[Rows from a dataset]

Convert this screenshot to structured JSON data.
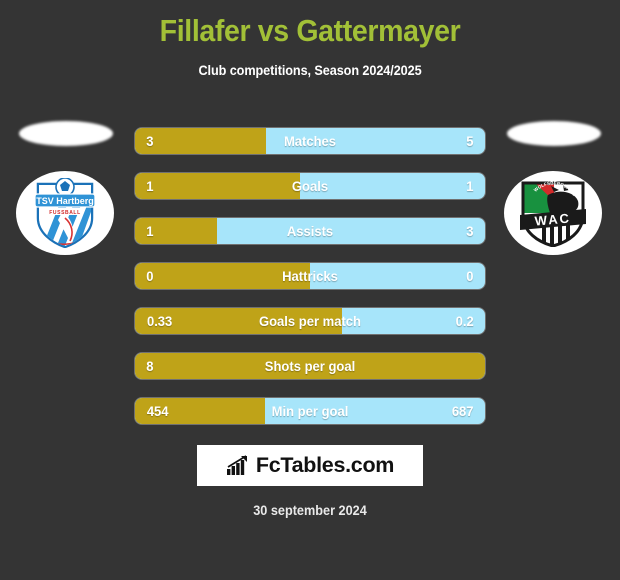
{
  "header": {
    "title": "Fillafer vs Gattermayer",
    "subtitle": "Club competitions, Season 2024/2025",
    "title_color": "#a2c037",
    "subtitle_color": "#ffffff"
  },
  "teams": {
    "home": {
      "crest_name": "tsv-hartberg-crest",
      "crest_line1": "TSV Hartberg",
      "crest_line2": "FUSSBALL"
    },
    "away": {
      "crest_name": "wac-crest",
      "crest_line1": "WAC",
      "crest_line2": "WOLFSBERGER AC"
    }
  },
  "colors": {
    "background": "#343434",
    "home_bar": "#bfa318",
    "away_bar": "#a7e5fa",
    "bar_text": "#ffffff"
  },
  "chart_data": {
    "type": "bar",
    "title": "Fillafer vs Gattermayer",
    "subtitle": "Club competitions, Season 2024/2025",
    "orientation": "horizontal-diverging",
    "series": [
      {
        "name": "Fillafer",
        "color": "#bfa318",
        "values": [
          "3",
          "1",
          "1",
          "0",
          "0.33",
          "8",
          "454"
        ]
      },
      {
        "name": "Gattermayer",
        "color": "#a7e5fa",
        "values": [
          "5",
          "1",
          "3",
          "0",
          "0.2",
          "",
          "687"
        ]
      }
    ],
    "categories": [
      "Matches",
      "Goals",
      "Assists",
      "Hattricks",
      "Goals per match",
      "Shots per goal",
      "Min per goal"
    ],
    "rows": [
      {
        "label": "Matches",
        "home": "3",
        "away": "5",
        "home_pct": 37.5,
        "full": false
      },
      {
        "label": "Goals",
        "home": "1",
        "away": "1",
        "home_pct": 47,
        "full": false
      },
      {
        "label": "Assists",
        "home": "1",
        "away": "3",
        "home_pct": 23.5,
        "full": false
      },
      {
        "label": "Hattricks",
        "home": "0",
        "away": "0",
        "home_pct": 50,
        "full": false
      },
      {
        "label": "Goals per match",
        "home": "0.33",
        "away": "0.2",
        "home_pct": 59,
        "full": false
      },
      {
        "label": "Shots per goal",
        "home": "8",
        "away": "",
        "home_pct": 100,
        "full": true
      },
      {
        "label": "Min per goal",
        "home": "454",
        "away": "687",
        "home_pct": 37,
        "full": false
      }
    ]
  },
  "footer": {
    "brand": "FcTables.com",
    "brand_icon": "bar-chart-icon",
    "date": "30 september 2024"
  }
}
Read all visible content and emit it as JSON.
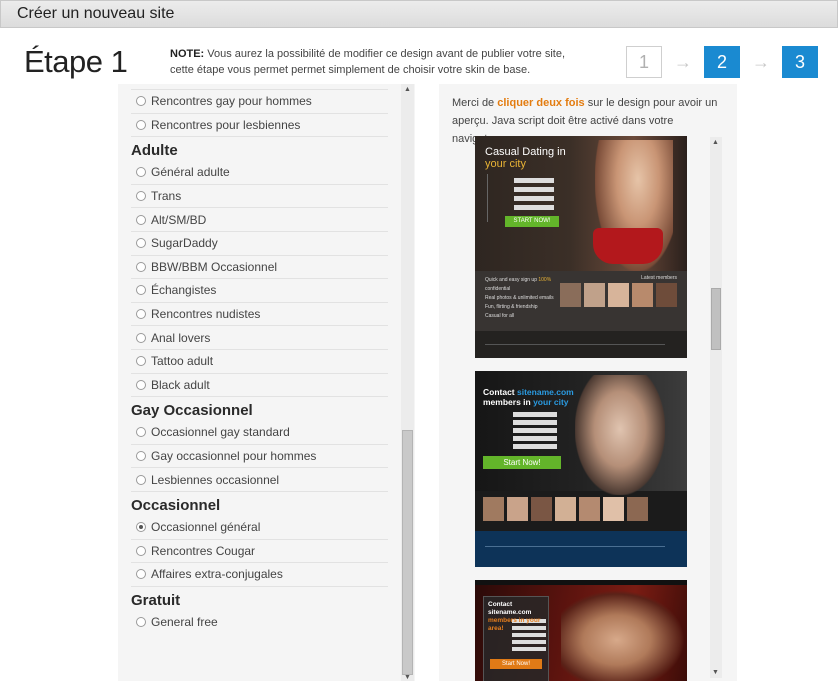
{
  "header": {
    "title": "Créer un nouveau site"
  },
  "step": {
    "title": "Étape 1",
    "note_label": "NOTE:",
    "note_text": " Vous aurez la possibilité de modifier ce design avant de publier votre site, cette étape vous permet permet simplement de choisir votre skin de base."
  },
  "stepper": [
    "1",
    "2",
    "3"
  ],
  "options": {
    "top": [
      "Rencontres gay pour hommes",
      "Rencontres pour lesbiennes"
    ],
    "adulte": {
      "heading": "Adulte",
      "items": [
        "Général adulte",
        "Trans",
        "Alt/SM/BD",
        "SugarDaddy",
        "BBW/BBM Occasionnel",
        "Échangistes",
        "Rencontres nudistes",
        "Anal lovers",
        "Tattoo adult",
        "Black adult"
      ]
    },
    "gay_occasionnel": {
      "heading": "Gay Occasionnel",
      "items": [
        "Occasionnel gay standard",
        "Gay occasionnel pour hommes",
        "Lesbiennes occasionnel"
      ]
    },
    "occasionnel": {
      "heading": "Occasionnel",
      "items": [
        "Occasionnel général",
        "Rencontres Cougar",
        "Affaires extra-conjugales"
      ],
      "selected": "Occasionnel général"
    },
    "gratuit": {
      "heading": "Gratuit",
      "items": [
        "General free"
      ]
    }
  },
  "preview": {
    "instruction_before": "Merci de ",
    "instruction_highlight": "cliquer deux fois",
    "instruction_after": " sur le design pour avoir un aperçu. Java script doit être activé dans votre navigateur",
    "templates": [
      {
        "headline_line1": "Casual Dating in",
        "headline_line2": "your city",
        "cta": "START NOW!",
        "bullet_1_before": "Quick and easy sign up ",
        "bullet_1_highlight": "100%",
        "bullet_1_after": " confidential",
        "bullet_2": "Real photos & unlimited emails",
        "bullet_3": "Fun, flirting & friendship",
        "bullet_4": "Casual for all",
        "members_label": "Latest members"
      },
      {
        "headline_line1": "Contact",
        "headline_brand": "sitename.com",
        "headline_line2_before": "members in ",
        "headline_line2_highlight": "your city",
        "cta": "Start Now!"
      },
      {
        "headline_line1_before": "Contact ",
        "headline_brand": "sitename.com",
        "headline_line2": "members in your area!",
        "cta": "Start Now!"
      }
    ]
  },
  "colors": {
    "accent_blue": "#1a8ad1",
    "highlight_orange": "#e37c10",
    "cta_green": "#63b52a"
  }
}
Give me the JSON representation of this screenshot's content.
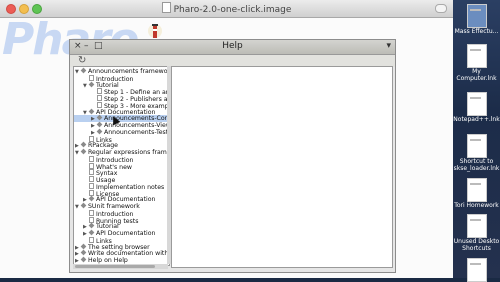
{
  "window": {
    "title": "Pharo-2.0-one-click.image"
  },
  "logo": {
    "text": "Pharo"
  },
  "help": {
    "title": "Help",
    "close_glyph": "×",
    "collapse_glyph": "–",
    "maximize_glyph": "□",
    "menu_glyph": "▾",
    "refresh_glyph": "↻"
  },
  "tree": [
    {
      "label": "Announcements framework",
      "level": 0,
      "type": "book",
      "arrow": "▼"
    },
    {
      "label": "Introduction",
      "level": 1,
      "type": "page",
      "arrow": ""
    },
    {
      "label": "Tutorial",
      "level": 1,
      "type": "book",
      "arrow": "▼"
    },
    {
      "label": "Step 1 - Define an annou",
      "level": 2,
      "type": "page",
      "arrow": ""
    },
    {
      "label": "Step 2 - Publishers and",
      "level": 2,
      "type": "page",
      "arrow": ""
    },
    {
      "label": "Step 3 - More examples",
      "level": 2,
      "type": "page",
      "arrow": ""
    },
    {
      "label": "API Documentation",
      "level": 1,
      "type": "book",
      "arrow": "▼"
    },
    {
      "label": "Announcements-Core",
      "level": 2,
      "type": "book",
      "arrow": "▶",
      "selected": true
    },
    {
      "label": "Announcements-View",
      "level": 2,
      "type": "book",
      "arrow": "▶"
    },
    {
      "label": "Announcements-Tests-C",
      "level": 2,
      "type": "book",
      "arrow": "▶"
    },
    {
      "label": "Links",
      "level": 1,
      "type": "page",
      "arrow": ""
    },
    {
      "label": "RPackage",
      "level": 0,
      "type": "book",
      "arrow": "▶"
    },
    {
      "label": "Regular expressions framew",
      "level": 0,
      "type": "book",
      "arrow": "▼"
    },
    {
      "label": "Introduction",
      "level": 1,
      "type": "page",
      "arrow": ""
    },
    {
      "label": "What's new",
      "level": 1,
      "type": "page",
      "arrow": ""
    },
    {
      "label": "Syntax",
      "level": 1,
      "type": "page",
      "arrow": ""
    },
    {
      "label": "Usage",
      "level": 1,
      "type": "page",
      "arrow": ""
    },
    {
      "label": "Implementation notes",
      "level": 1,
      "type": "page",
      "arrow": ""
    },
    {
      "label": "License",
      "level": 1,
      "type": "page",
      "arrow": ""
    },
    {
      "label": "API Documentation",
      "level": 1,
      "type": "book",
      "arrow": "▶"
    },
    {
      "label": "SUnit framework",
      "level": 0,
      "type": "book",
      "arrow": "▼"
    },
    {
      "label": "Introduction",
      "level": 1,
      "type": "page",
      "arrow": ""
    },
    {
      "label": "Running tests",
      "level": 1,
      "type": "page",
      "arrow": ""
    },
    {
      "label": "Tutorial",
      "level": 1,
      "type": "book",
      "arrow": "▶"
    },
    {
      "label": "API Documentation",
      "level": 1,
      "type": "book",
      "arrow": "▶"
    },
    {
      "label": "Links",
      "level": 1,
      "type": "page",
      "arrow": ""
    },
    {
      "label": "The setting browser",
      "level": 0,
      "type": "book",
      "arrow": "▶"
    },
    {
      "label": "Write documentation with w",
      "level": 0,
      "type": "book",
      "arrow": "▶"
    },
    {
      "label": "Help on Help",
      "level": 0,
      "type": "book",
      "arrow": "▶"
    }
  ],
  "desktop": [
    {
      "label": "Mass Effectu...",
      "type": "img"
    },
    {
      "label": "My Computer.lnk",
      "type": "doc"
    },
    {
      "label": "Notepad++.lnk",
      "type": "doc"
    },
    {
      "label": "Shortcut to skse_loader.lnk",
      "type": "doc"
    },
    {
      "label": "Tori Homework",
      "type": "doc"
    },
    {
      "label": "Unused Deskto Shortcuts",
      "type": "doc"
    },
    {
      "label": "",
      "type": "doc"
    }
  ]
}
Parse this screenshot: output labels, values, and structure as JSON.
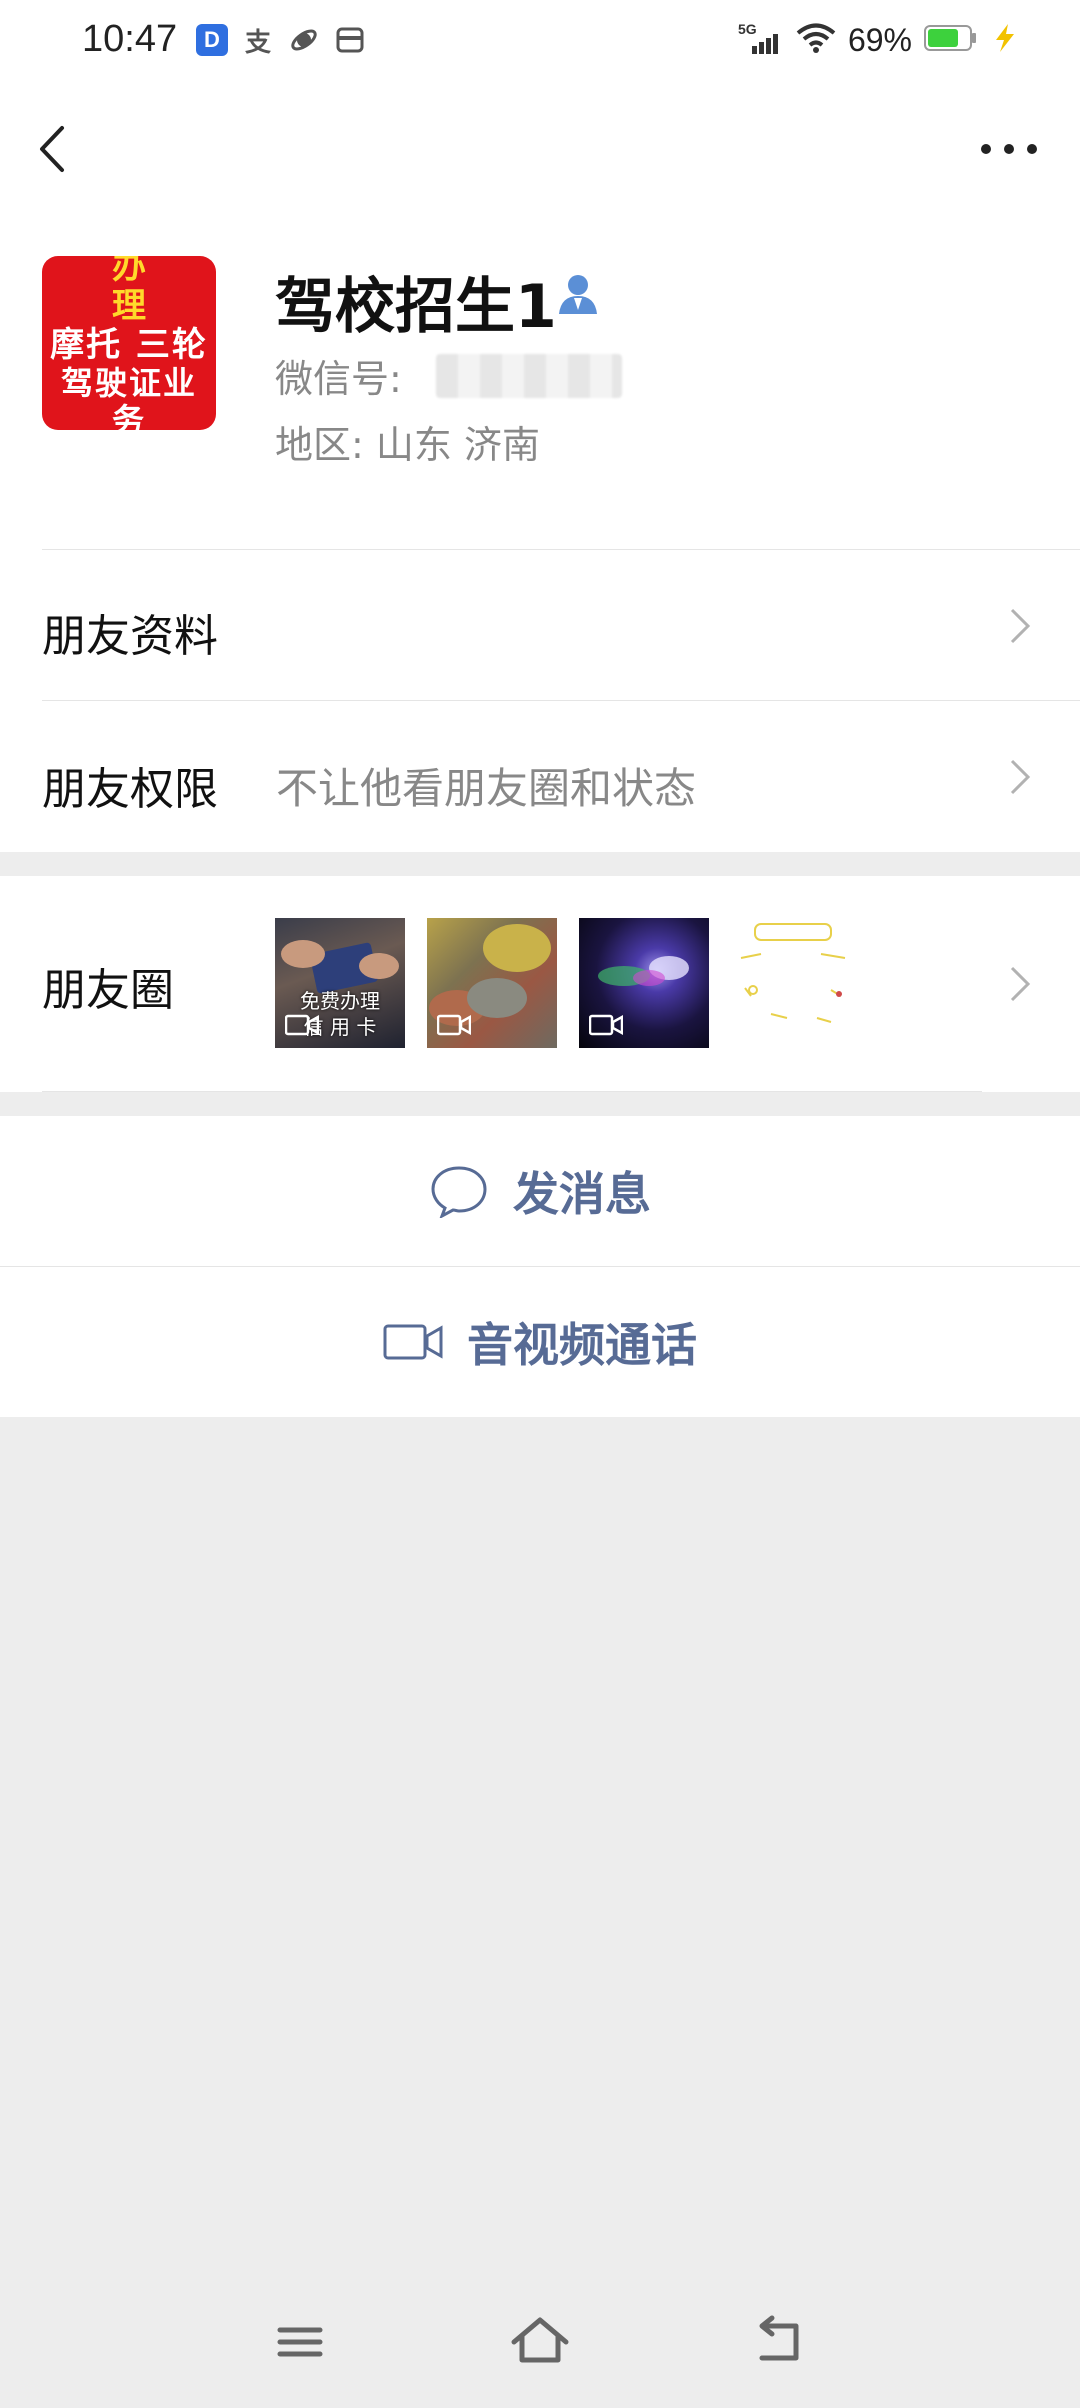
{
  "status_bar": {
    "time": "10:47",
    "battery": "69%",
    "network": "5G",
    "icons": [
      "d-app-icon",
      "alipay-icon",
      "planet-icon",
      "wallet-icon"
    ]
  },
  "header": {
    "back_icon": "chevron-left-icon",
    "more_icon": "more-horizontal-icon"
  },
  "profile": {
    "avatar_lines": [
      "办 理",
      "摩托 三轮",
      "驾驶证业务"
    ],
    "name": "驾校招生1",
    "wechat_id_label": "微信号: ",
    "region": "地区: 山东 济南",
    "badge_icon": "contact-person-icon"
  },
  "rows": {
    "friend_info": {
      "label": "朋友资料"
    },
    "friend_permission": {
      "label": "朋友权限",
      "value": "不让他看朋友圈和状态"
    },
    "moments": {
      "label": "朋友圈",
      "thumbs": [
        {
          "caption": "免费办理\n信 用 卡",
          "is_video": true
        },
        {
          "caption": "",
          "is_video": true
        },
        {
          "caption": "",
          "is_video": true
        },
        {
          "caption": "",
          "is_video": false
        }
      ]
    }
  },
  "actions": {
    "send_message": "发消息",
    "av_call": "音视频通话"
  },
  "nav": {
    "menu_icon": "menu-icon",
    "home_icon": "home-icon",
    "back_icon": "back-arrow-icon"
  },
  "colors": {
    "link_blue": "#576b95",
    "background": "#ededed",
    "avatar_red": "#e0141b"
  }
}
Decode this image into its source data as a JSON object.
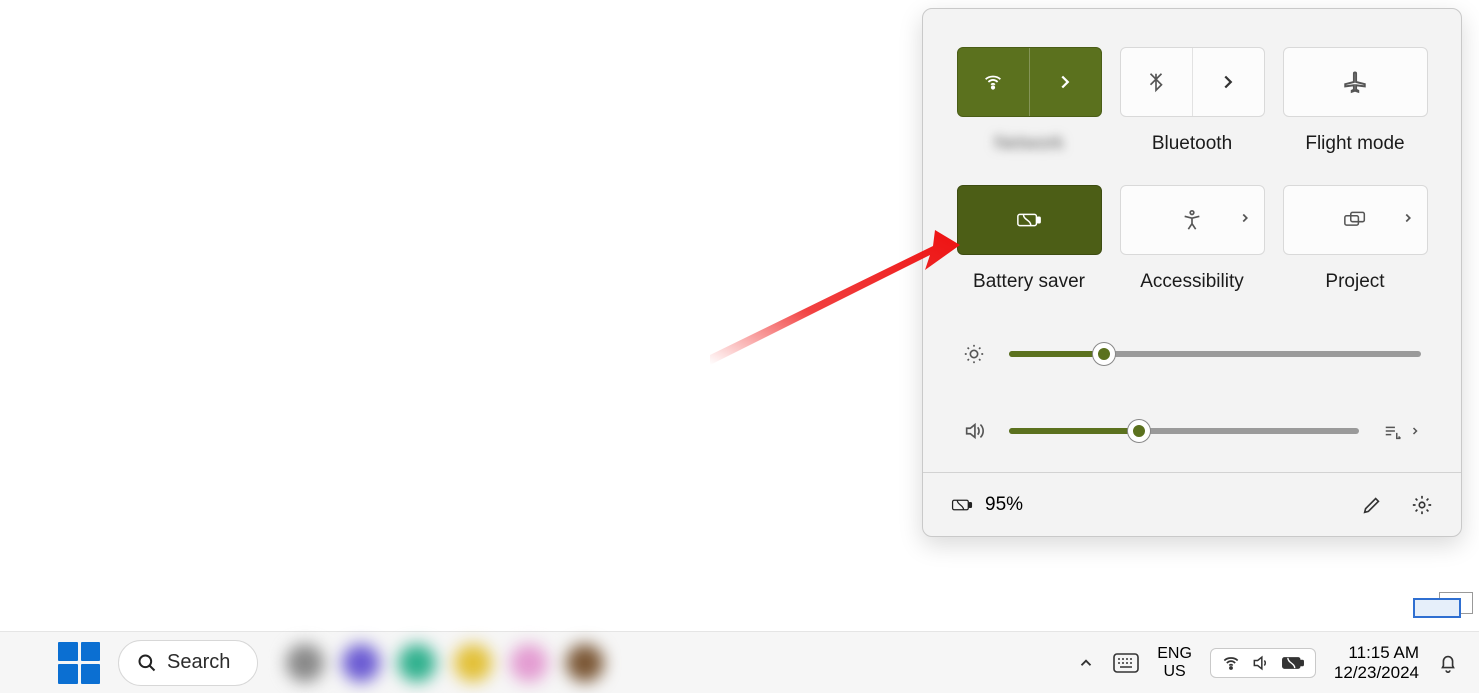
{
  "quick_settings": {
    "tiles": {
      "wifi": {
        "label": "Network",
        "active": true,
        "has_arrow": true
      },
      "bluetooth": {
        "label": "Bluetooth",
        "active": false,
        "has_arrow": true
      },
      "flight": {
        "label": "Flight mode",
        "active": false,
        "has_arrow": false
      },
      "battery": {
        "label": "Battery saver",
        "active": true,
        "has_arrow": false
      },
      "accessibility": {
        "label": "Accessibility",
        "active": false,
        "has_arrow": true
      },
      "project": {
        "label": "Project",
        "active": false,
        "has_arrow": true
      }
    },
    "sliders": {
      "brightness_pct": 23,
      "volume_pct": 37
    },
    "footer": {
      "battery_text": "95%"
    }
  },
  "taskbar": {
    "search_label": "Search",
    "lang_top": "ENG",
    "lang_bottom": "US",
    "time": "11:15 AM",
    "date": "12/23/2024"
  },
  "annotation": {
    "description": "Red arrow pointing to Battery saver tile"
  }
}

*Task description*
Locate the lines above that hold the word "date". Show every one of them.

*Reply to the exercise*
    "date": "30 september 2024"
    "date": "12/23/2024"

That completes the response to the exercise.